(THE REQUEST)
The records below must be retyped exactly.

#####

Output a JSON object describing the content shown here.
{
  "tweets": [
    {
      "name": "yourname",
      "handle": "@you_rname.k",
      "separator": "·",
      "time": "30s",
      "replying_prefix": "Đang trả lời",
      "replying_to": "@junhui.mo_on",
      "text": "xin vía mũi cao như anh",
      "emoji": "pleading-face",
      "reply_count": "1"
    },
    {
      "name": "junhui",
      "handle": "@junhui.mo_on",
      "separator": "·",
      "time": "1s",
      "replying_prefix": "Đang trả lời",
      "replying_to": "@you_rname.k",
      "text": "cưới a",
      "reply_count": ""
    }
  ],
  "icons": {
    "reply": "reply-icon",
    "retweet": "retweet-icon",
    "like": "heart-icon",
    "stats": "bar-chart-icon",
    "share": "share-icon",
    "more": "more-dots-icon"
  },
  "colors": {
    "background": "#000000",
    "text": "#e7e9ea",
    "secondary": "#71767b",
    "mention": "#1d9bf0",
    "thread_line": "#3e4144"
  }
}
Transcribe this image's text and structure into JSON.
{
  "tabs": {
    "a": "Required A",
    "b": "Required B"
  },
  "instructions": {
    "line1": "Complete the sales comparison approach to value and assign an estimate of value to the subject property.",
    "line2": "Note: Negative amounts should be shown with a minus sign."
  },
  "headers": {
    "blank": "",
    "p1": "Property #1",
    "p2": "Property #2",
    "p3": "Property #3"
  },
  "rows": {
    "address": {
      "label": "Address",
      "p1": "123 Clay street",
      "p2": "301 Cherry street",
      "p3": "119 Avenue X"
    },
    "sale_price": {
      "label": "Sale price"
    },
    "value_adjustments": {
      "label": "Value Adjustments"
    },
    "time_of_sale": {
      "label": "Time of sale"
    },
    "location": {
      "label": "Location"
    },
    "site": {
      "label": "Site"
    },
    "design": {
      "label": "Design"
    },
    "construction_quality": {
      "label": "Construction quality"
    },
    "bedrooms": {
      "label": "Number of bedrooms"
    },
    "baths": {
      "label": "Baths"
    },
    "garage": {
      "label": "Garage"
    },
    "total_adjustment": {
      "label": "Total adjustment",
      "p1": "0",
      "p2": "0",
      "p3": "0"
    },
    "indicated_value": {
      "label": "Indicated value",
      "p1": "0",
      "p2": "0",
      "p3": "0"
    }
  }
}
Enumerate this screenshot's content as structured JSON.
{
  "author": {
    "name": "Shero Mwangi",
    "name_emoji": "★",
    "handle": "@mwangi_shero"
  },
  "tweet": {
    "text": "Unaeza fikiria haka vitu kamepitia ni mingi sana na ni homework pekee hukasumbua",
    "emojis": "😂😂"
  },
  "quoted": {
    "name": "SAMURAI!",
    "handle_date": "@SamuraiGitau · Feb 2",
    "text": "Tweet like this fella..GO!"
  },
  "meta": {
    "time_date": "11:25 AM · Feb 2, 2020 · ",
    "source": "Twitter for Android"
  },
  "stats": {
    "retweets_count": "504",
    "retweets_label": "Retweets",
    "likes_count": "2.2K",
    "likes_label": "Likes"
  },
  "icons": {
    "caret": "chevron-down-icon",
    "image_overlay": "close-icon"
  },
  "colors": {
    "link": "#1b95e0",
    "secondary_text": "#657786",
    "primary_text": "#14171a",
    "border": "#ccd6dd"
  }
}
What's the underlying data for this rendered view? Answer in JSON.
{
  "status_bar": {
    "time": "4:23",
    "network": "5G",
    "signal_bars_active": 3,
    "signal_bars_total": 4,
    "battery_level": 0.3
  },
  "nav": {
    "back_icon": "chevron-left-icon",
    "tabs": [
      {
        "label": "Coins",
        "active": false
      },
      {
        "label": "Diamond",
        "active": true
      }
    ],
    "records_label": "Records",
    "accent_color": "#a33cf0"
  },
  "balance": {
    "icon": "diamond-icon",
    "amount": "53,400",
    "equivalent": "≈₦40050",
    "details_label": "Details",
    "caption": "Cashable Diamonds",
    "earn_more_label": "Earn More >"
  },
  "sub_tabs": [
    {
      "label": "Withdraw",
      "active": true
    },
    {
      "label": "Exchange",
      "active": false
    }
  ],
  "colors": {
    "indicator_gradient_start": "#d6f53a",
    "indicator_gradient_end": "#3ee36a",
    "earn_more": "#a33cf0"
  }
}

#####

(EXPECTED OUTPUT)
Output a JSON object describing the content shown here.
{
  "tweets": [
    {
      "name": "yourname",
      "handle": "@you_rname.k",
      "separator": "·",
      "time": "30s",
      "replying_prefix": "Đang trả lời",
      "replying_to": "@junhui.mo_on",
      "text": "xin vía mũi cao như anh",
      "emoji": "pleading-face",
      "reply_count": "1"
    },
    {
      "name": "junhui",
      "handle": "@junhui.mo_on",
      "separator": "·",
      "time": "1s",
      "replying_prefix": "Đang trả lời",
      "replying_to": "@you_rname.k",
      "text": "cưới a",
      "reply_count": ""
    }
  ],
  "icons": {
    "reply": "reply-icon",
    "retweet": "retweet-icon",
    "like": "heart-icon",
    "stats": "bar-chart-icon",
    "share": "share-icon",
    "more": "more-dots-icon"
  },
  "colors": {
    "background": "#000000",
    "text": "#e7e9ea",
    "secondary": "#71767b",
    "mention": "#1d9bf0",
    "thread_line": "#3e4144"
  }
}
Transcribe this image's text and structure into JSON.
{
  "tabs": {
    "a": "Required A",
    "b": "Required B"
  },
  "instructions": {
    "line1": "Complete the sales comparison approach to value and assign an estimate of value to the subject property.",
    "line2": "Note: Negative amounts should be shown with a minus sign."
  },
  "headers": {
    "blank": "",
    "p1": "Property #1",
    "p2": "Property #2",
    "p3": "Property #3"
  },
  "rows": {
    "address": {
      "label": "Address",
      "p1": "123 Clay street",
      "p2": "301 Cherry street",
      "p3": "119 Avenue X"
    },
    "sale_price": {
      "label": "Sale price"
    },
    "value_adjustments": {
      "label": "Value Adjustments"
    },
    "time_of_sale": {
      "label": "Time of sale"
    },
    "location": {
      "label": "Location"
    },
    "site": {
      "label": "Site"
    },
    "design": {
      "label": "Design"
    },
    "construction_quality": {
      "label": "Construction quality"
    },
    "bedrooms": {
      "label": "Number of bedrooms"
    },
    "baths": {
      "label": "Baths"
    },
    "garage": {
      "label": "Garage"
    },
    "total_adjustment": {
      "label": "Total adjustment",
      "p1": "0",
      "p2": "0",
      "p3": "0"
    },
    "indicated_value": {
      "label": "Indicated value",
      "p1": "0",
      "p2": "0",
      "p3": "0"
    }
  }
}
Enumerate this screenshot's content as structured JSON.
{
  "author": {
    "name": "Shero Mwangi",
    "name_emoji": "★",
    "handle": "@mwangi_shero"
  },
  "tweet": {
    "text": "Unaeza fikiria haka vitu kamepitia ni mingi sana na ni homework pekee hukasumbua",
    "emojis": "😂😂"
  },
  "quoted": {
    "name": "SAMURAI!",
    "handle_date": "@SamuraiGitau · Feb 2",
    "text": "Tweet like this fella..GO!"
  },
  "meta": {
    "time_date": "11:25 AM · Feb 2, 2020 · ",
    "source": "Twitter for Android"
  },
  "stats": {
    "retweets_count": "504",
    "retweets_label": "Retweets",
    "likes_count": "2.2K",
    "likes_label": "Likes"
  },
  "icons": {
    "caret": "chevron-down-icon",
    "image_overlay": "close-icon"
  },
  "colors": {
    "link": "#1b95e0",
    "secondary_text": "#657786",
    "primary_text": "#14171a",
    "border": "#ccd6dd"
  }
}
What's the underlying data for this rendered view? Answer in JSON.
{
  "status_bar": {
    "time": "4:23",
    "network": "5G",
    "signal_bars_active": 3,
    "signal_bars_total": 4,
    "battery_level": 0.3
  },
  "nav": {
    "back_icon": "chevron-left-icon",
    "tabs": [
      {
        "label": "Coins",
        "active": false
      },
      {
        "label": "Diamond",
        "active": true
      }
    ],
    "records_label": "Records",
    "accent_color": "#a33cf0"
  },
  "balance": {
    "icon": "diamond-icon",
    "amount": "53,400",
    "equivalent": "≈₦40050",
    "details_label": "Details",
    "caption": "Cashable Diamonds",
    "earn_more_label": "Earn More >"
  },
  "sub_tabs": [
    {
      "label": "Withdraw",
      "active": true
    },
    {
      "label": "Exchange",
      "active": false
    }
  ],
  "colors": {
    "indicator_gradient_start": "#d6f53a",
    "indicator_gradient_end": "#3ee36a",
    "earn_more": "#a33cf0"
  }
}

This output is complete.